## Data supplied:

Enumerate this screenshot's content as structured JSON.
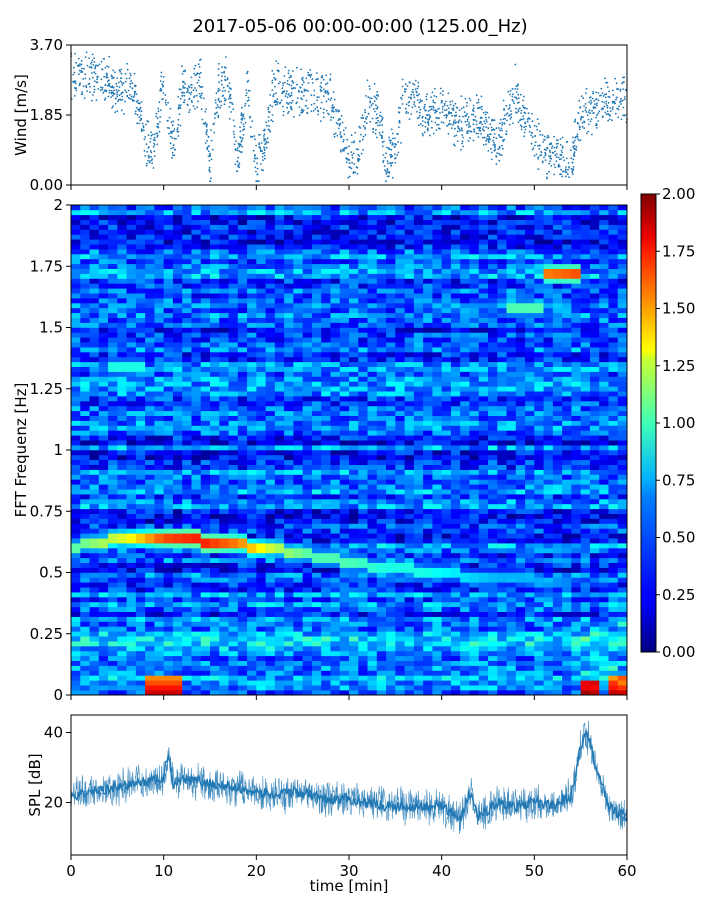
{
  "title": "2017-05-06 00:00-00:00 (125.00_Hz)",
  "chart_data": [
    {
      "type": "scatter",
      "panel": "wind",
      "ylabel": "Wind [m/s]",
      "xlim": [
        0,
        60
      ],
      "ylim": [
        0,
        3.7
      ],
      "yticks": [
        "0.00",
        "1.85",
        "3.70"
      ],
      "color": "#1f77b4",
      "trend": {
        "x": [
          0,
          2,
          4,
          5,
          6,
          7,
          8,
          9,
          10,
          11,
          12,
          13,
          14,
          15,
          16,
          17,
          18,
          19,
          20,
          21,
          22,
          24,
          26,
          28,
          30,
          31,
          32,
          33,
          34,
          35,
          36,
          37,
          38,
          40,
          42,
          44,
          46,
          48,
          49,
          50,
          51,
          52,
          53,
          54,
          55,
          56,
          58,
          60
        ],
        "y": [
          2.8,
          2.9,
          2.7,
          2.5,
          2.6,
          2.4,
          1.2,
          0.9,
          2.8,
          1.0,
          2.6,
          2.4,
          2.8,
          0.5,
          2.6,
          2.8,
          0.6,
          2.6,
          0.4,
          1.2,
          2.7,
          2.4,
          2.4,
          2.3,
          0.7,
          0.8,
          2.2,
          2.0,
          0.6,
          1.0,
          2.4,
          2.3,
          1.8,
          2.0,
          1.6,
          1.8,
          1.0,
          2.5,
          1.6,
          1.2,
          0.9,
          0.8,
          0.75,
          0.7,
          1.8,
          2.0,
          2.2,
          2.3
        ]
      }
    },
    {
      "type": "heatmap",
      "panel": "spectrogram",
      "ylabel": "FFT Frequenz [Hz]",
      "xlim": [
        0,
        60
      ],
      "ylim": [
        0,
        2
      ],
      "yticks": [
        "0",
        "0.25",
        "0.5",
        "0.75",
        "1",
        "1.25",
        "1.5",
        "1.75",
        "2"
      ],
      "colormap": "jet",
      "colorbar": {
        "range": [
          0,
          2
        ],
        "ticks": [
          "0.00",
          "0.25",
          "0.50",
          "0.75",
          "1.00",
          "1.25",
          "1.50",
          "1.75",
          "2.00"
        ]
      },
      "ridges": [
        {
          "x": [
            0,
            6,
            10,
            14,
            18,
            22,
            26,
            30,
            34,
            38,
            42,
            46,
            50,
            54
          ],
          "y": [
            0.6,
            0.65,
            0.645,
            0.63,
            0.615,
            0.6,
            0.57,
            0.54,
            0.52,
            0.505,
            0.49,
            0.48,
            0.47,
            0.465
          ],
          "intensity": [
            0.9,
            1.2,
            1.6,
            1.7,
            1.5,
            1.1,
            0.9,
            0.9,
            0.8,
            0.8,
            0.7,
            0.6,
            0.6,
            0.5
          ]
        },
        {
          "x": [
            51,
            55
          ],
          "y": [
            1.715,
            1.715
          ],
          "intensity": [
            1.5,
            1.6
          ]
        },
        {
          "x": [
            47,
            51
          ],
          "y": [
            1.585,
            1.585
          ],
          "intensity": [
            0.9,
            0.9
          ]
        },
        {
          "x": [
            4,
            8
          ],
          "y": [
            1.335,
            1.335
          ],
          "intensity": [
            0.8,
            0.8
          ]
        }
      ],
      "hotspots": [
        {
          "x": [
            8,
            12
          ],
          "y": [
            0,
            0.08
          ],
          "intensity": 1.9
        },
        {
          "x": [
            55,
            56.5
          ],
          "y": [
            0,
            0.06
          ],
          "intensity": 1.9
        },
        {
          "x": [
            58.5,
            60
          ],
          "y": [
            0,
            0.08
          ],
          "intensity": 1.8
        }
      ]
    },
    {
      "type": "line",
      "panel": "spl",
      "ylabel": "SPL [dB]",
      "xlabel": "time [min]",
      "xlim": [
        0,
        60
      ],
      "ylim": [
        5,
        45
      ],
      "yticks": [
        "20",
        "40"
      ],
      "xticks": [
        "0",
        "10",
        "20",
        "30",
        "40",
        "50",
        "60"
      ],
      "color": "#1f77b4",
      "x": [
        0,
        2,
        4,
        6,
        8,
        10,
        10.5,
        11,
        12,
        14,
        16,
        18,
        20,
        22,
        24,
        26,
        28,
        30,
        32,
        34,
        36,
        38,
        40,
        42,
        43,
        44,
        46,
        48,
        50,
        52,
        54,
        55,
        55.5,
        56,
        57,
        58,
        59,
        60
      ],
      "y": [
        22,
        23,
        24,
        25,
        26,
        27,
        35,
        25,
        27,
        26,
        25,
        24,
        23,
        22,
        23,
        22,
        21,
        21,
        20,
        19,
        19,
        19,
        19,
        15,
        23,
        16,
        20,
        19,
        20,
        19,
        22,
        36,
        40,
        37,
        27,
        19,
        17,
        16
      ]
    }
  ]
}
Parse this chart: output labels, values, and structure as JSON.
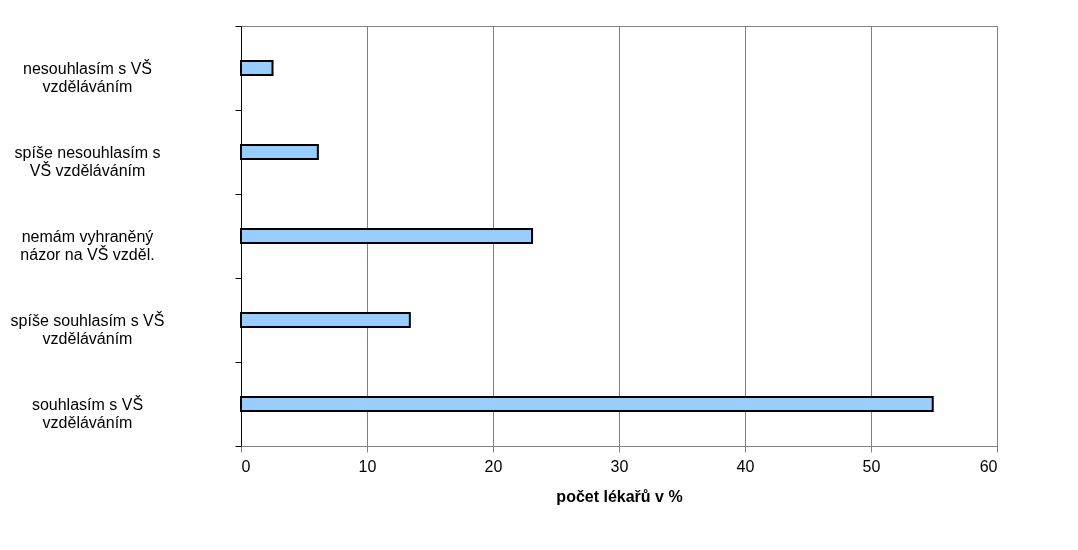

## Goal:
Identify each line containing the string "type" and copy it out.

## Full response:
      "type": "scatter",
      "type": "heatmap",
      "type": "line",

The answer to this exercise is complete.